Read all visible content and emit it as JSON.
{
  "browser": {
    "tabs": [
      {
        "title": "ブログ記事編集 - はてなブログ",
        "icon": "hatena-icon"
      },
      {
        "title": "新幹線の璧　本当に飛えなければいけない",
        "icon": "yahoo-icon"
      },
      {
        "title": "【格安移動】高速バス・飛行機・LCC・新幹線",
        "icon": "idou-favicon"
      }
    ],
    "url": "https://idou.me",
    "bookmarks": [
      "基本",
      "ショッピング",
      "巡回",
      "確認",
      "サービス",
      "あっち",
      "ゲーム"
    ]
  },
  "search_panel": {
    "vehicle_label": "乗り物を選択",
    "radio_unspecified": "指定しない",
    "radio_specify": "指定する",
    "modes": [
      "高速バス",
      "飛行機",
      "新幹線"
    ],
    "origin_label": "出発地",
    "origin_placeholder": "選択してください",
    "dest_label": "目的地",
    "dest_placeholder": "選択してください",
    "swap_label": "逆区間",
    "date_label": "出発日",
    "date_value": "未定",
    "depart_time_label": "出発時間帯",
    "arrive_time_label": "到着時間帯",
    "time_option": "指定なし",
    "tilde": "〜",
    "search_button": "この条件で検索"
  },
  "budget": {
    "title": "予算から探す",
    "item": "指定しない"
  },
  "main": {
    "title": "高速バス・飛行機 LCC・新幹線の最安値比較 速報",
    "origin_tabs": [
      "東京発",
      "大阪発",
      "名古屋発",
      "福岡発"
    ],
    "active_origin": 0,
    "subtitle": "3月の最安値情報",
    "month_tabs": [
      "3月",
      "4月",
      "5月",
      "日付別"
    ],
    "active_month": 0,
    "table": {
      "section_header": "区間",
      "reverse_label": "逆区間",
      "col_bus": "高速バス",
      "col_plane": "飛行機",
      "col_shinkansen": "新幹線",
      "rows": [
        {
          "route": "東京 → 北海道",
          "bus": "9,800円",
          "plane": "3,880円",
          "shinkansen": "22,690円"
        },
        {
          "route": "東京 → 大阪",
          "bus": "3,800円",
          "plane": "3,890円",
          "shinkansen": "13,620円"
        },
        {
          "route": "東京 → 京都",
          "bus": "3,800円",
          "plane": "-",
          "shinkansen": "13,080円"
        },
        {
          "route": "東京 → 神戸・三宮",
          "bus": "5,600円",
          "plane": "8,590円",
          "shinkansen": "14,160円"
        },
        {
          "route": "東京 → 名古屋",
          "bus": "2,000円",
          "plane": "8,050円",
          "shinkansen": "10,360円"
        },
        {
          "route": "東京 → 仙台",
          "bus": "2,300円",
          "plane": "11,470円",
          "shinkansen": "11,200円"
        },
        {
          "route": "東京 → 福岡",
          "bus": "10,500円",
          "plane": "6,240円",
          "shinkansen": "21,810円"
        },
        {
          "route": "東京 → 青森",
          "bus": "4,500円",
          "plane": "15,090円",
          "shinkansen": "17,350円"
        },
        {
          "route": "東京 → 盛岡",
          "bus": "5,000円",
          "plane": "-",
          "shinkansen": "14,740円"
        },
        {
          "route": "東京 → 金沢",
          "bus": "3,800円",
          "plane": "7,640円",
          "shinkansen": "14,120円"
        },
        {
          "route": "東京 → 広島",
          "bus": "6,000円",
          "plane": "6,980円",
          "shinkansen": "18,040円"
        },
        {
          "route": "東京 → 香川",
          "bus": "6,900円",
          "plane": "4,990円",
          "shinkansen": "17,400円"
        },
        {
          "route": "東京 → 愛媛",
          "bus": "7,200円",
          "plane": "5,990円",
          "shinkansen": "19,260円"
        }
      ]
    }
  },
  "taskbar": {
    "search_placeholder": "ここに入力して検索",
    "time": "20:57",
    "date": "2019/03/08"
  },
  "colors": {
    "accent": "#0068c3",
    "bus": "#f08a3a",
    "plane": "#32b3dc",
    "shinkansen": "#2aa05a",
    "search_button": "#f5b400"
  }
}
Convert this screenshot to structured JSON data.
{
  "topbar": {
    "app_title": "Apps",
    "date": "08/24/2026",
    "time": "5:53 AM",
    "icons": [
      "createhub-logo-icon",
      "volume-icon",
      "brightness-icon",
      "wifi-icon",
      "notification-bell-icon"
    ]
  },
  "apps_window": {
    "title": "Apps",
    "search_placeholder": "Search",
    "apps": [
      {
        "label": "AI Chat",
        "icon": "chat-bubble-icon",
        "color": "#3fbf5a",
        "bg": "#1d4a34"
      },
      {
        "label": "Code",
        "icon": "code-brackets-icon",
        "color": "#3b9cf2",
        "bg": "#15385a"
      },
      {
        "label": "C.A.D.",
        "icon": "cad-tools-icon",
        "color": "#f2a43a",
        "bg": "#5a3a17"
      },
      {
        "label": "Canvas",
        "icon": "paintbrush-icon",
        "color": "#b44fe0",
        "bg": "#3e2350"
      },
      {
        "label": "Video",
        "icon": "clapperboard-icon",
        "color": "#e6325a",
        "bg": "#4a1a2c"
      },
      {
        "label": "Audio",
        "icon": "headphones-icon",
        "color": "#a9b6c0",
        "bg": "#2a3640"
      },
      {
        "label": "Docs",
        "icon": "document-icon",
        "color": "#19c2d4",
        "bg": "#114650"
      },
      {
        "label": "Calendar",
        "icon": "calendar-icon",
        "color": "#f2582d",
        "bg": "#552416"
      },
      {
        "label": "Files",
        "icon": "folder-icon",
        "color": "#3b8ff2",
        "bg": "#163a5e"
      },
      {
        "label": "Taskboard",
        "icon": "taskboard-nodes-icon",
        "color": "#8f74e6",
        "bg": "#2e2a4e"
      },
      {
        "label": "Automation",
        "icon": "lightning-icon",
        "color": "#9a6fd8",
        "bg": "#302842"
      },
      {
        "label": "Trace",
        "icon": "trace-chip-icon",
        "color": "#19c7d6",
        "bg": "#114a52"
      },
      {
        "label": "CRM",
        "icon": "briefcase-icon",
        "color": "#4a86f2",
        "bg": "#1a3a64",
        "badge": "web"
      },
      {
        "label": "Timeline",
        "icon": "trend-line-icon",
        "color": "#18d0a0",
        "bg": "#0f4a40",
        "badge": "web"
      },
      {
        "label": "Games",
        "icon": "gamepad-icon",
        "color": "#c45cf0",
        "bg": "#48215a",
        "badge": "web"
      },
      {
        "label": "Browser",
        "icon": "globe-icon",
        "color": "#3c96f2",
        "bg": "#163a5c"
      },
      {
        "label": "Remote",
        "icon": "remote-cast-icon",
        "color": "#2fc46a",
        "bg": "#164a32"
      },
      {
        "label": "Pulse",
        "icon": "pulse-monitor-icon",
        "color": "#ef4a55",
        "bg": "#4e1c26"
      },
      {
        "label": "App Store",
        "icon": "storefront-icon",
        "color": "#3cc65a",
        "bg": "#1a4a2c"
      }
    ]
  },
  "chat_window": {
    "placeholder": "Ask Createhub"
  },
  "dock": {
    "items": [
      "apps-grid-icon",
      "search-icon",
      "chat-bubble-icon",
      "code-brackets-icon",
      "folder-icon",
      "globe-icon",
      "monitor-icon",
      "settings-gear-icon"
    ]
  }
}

> SET PROBLEM
Look through the records and gather each line with the word "bubble".

> RESPONSE
        "icon": "chat-bubble-icon",
      "chat-bubble-icon",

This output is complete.